_TO BE DONE_: Find each line containing the string "Deformability" and return it.

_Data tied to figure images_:
· · · · · · ·
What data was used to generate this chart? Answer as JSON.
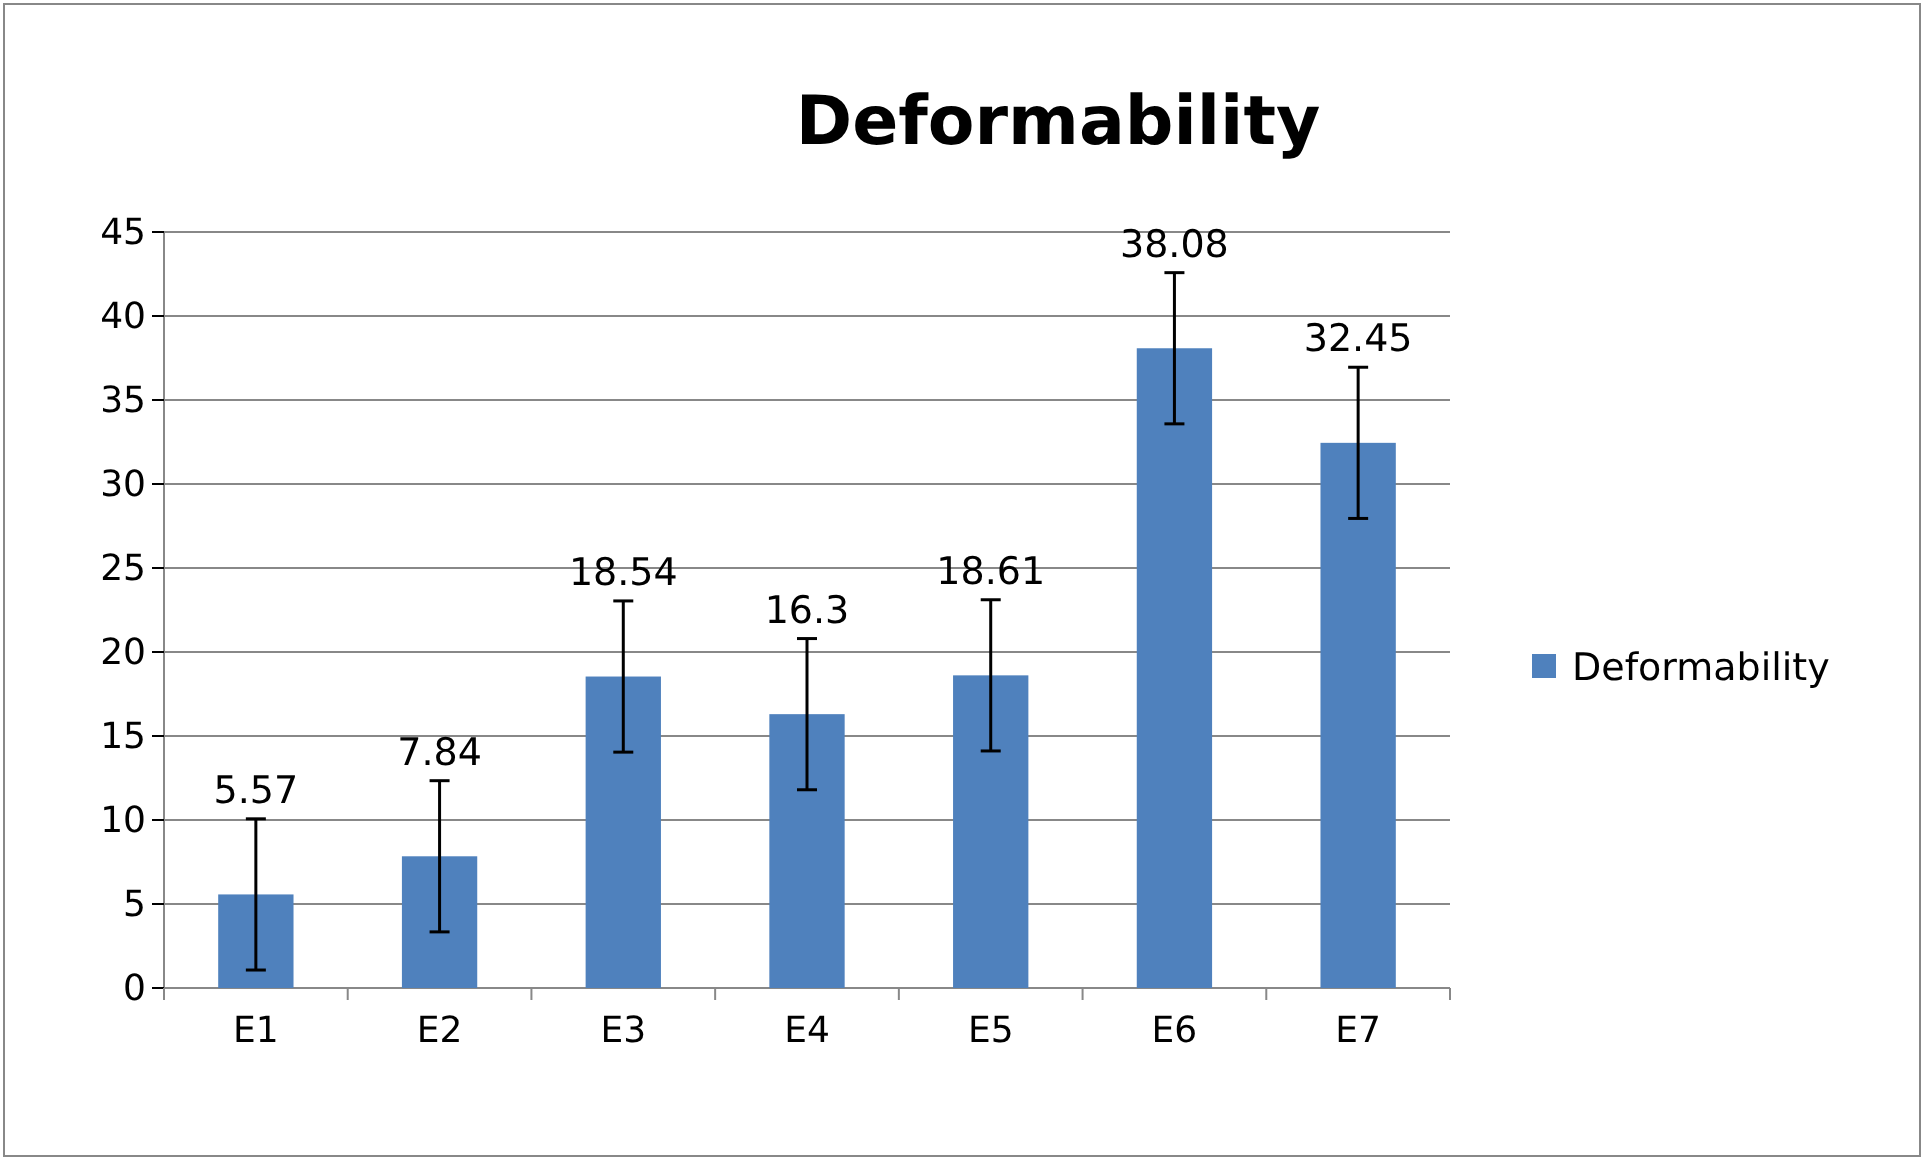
{
  "chart_data": {
    "type": "bar",
    "title": "Deformability",
    "categories": [
      "E1",
      "E2",
      "E3",
      "E4",
      "E5",
      "E6",
      "E7"
    ],
    "series": [
      {
        "name": "Deformability",
        "color": "#4f81bd",
        "values": [
          5.57,
          7.84,
          18.54,
          16.3,
          18.61,
          38.08,
          32.45
        ],
        "errors": [
          4.5,
          4.5,
          4.5,
          4.5,
          4.5,
          4.5,
          4.5
        ]
      }
    ],
    "ylim": [
      0,
      45
    ],
    "yticks": [
      0,
      5,
      10,
      15,
      20,
      25,
      30,
      35,
      40,
      45
    ],
    "grid": "y",
    "legend": "right",
    "data_labels": true
  }
}
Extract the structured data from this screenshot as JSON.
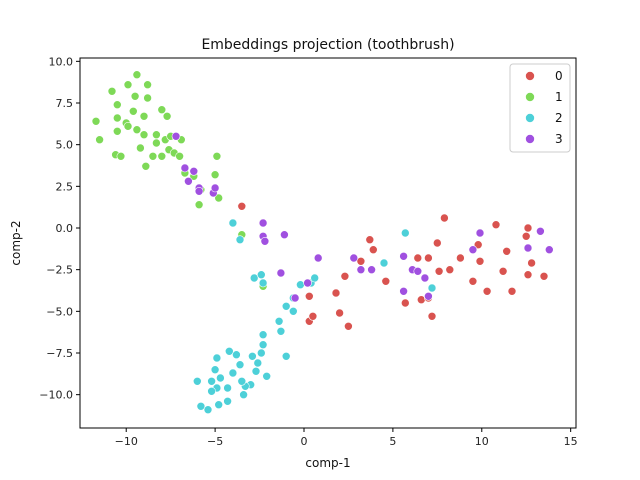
{
  "chart_data": {
    "type": "scatter",
    "title": "Embeddings projection (toothbrush)",
    "xlabel": "comp-1",
    "ylabel": "comp-2",
    "xlim": [
      -12.6,
      15.3
    ],
    "ylim": [
      -12.0,
      10.2
    ],
    "xticks": [
      -10,
      -5,
      0,
      5,
      10,
      15
    ],
    "xtick_labels": [
      "−10",
      "−5",
      "0",
      "5",
      "10",
      "15"
    ],
    "yticks": [
      10.0,
      7.5,
      5.0,
      2.5,
      0.0,
      -2.5,
      -5.0,
      -7.5,
      -10.0
    ],
    "ytick_labels": [
      "10.0",
      "7.5",
      "5.0",
      "2.5",
      "0.0",
      "−2.5",
      "−5.0",
      "−7.5",
      "−10.0"
    ],
    "grid": false,
    "legend_position": "top-right",
    "series": [
      {
        "name": "0",
        "color": "#d9534f",
        "points": [
          [
            -3.5,
            1.3
          ],
          [
            -2.3,
            -3.5
          ],
          [
            0.3,
            -4.1
          ],
          [
            0.3,
            -5.6
          ],
          [
            0.5,
            -5.3
          ],
          [
            1.8,
            -3.9
          ],
          [
            2.0,
            -5.1
          ],
          [
            2.3,
            -2.9
          ],
          [
            2.5,
            -5.9
          ],
          [
            3.2,
            -2.0
          ],
          [
            3.7,
            -0.7
          ],
          [
            3.9,
            -1.3
          ],
          [
            4.6,
            -3.2
          ],
          [
            5.7,
            -4.5
          ],
          [
            6.4,
            -1.8
          ],
          [
            6.6,
            -4.3
          ],
          [
            7.0,
            -4.2
          ],
          [
            7.0,
            -1.8
          ],
          [
            7.2,
            -5.3
          ],
          [
            7.5,
            -0.9
          ],
          [
            7.6,
            -2.6
          ],
          [
            7.9,
            0.6
          ],
          [
            8.2,
            -2.5
          ],
          [
            8.8,
            -1.8
          ],
          [
            9.5,
            -3.2
          ],
          [
            9.8,
            -1.0
          ],
          [
            9.9,
            -2.0
          ],
          [
            10.3,
            -3.8
          ],
          [
            10.8,
            0.2
          ],
          [
            11.2,
            -2.6
          ],
          [
            11.4,
            -1.4
          ],
          [
            11.7,
            -3.8
          ],
          [
            12.5,
            -0.5
          ],
          [
            12.6,
            0.0
          ],
          [
            12.6,
            -2.8
          ],
          [
            12.8,
            -2.1
          ],
          [
            13.5,
            -2.9
          ]
        ]
      },
      {
        "name": "1",
        "color": "#7ed957",
        "points": [
          [
            -11.7,
            6.4
          ],
          [
            -11.5,
            5.3
          ],
          [
            -10.8,
            8.2
          ],
          [
            -10.6,
            4.4
          ],
          [
            -10.5,
            5.8
          ],
          [
            -10.5,
            6.6
          ],
          [
            -10.5,
            7.4
          ],
          [
            -10.3,
            4.3
          ],
          [
            -10.0,
            6.3
          ],
          [
            -9.9,
            6.1
          ],
          [
            -9.9,
            8.6
          ],
          [
            -9.6,
            7.0
          ],
          [
            -9.5,
            7.9
          ],
          [
            -9.4,
            9.2
          ],
          [
            -9.4,
            5.9
          ],
          [
            -9.2,
            4.8
          ],
          [
            -9.0,
            5.6
          ],
          [
            -9.0,
            6.7
          ],
          [
            -8.9,
            3.7
          ],
          [
            -8.8,
            7.8
          ],
          [
            -8.8,
            8.6
          ],
          [
            -8.5,
            4.3
          ],
          [
            -8.3,
            5.6
          ],
          [
            -8.3,
            5.1
          ],
          [
            -8.0,
            7.1
          ],
          [
            -8.0,
            4.3
          ],
          [
            -7.8,
            5.3
          ],
          [
            -7.7,
            6.7
          ],
          [
            -7.6,
            4.7
          ],
          [
            -7.5,
            5.5
          ],
          [
            -7.3,
            4.5
          ],
          [
            -7.0,
            4.3
          ],
          [
            -6.9,
            5.3
          ],
          [
            -6.7,
            3.3
          ],
          [
            -6.2,
            3.1
          ],
          [
            -5.9,
            1.4
          ],
          [
            -5.8,
            2.3
          ],
          [
            -5.0,
            3.2
          ],
          [
            -4.9,
            4.3
          ],
          [
            -4.8,
            1.8
          ],
          [
            -3.5,
            -0.4
          ],
          [
            -2.3,
            -3.5
          ]
        ]
      },
      {
        "name": "2",
        "color": "#4dd0d8",
        "points": [
          [
            -4.0,
            0.3
          ],
          [
            -3.6,
            -0.7
          ],
          [
            -2.8,
            -3.0
          ],
          [
            -2.4,
            -2.8
          ],
          [
            -2.3,
            -3.3
          ],
          [
            -1.4,
            -5.6
          ],
          [
            -1.3,
            -6.2
          ],
          [
            -1.0,
            -4.7
          ],
          [
            -1.0,
            -7.7
          ],
          [
            -0.6,
            -4.2
          ],
          [
            -0.6,
            -5.0
          ],
          [
            -0.2,
            -3.4
          ],
          [
            0.4,
            -3.3
          ],
          [
            0.6,
            -3.0
          ],
          [
            4.5,
            -2.1
          ],
          [
            5.7,
            -0.3
          ],
          [
            7.2,
            -3.6
          ],
          [
            -2.3,
            -6.4
          ],
          [
            -2.3,
            -7.0
          ],
          [
            -2.4,
            -7.5
          ],
          [
            -2.6,
            -8.1
          ],
          [
            -2.7,
            -8.6
          ],
          [
            -2.9,
            -7.7
          ],
          [
            -3.0,
            -9.4
          ],
          [
            -3.3,
            -9.5
          ],
          [
            -3.4,
            -10.0
          ],
          [
            -3.5,
            -9.2
          ],
          [
            -3.6,
            -8.2
          ],
          [
            -3.8,
            -7.6
          ],
          [
            -4.0,
            -8.7
          ],
          [
            -4.2,
            -7.4
          ],
          [
            -4.3,
            -9.6
          ],
          [
            -4.3,
            -10.4
          ],
          [
            -4.7,
            -9.0
          ],
          [
            -4.8,
            -10.6
          ],
          [
            -4.9,
            -9.6
          ],
          [
            -4.9,
            -7.8
          ],
          [
            -5.0,
            -8.5
          ],
          [
            -5.2,
            -9.2
          ],
          [
            -5.2,
            -9.8
          ],
          [
            -5.4,
            -10.9
          ],
          [
            -5.8,
            -10.7
          ],
          [
            -6.0,
            -9.2
          ],
          [
            -2.1,
            -8.9
          ]
        ]
      },
      {
        "name": "3",
        "color": "#a050e0",
        "points": [
          [
            -6.7,
            3.6
          ],
          [
            -6.5,
            2.8
          ],
          [
            -6.2,
            3.4
          ],
          [
            -5.9,
            2.4
          ],
          [
            -5.9,
            2.2
          ],
          [
            -5.1,
            2.1
          ],
          [
            -5.0,
            2.4
          ],
          [
            -2.3,
            0.3
          ],
          [
            -2.3,
            -0.5
          ],
          [
            -2.2,
            -0.8
          ],
          [
            -1.3,
            -2.7
          ],
          [
            -1.1,
            -0.4
          ],
          [
            -0.5,
            -4.2
          ],
          [
            0.2,
            -3.3
          ],
          [
            0.8,
            -1.8
          ],
          [
            2.8,
            -1.8
          ],
          [
            3.2,
            -2.5
          ],
          [
            3.8,
            -2.5
          ],
          [
            5.6,
            -1.7
          ],
          [
            5.6,
            -3.8
          ],
          [
            6.1,
            -2.5
          ],
          [
            6.4,
            -2.6
          ],
          [
            6.8,
            -3.0
          ],
          [
            7.0,
            -4.1
          ],
          [
            9.5,
            -1.3
          ],
          [
            9.9,
            -0.3
          ],
          [
            12.6,
            -1.2
          ],
          [
            13.3,
            -0.2
          ],
          [
            13.8,
            -1.3
          ],
          [
            -7.2,
            5.5
          ]
        ]
      }
    ]
  }
}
· · · · · · ·
_FINAL RESULT_:
    "title": "Deformability",
        "name": "Deformability",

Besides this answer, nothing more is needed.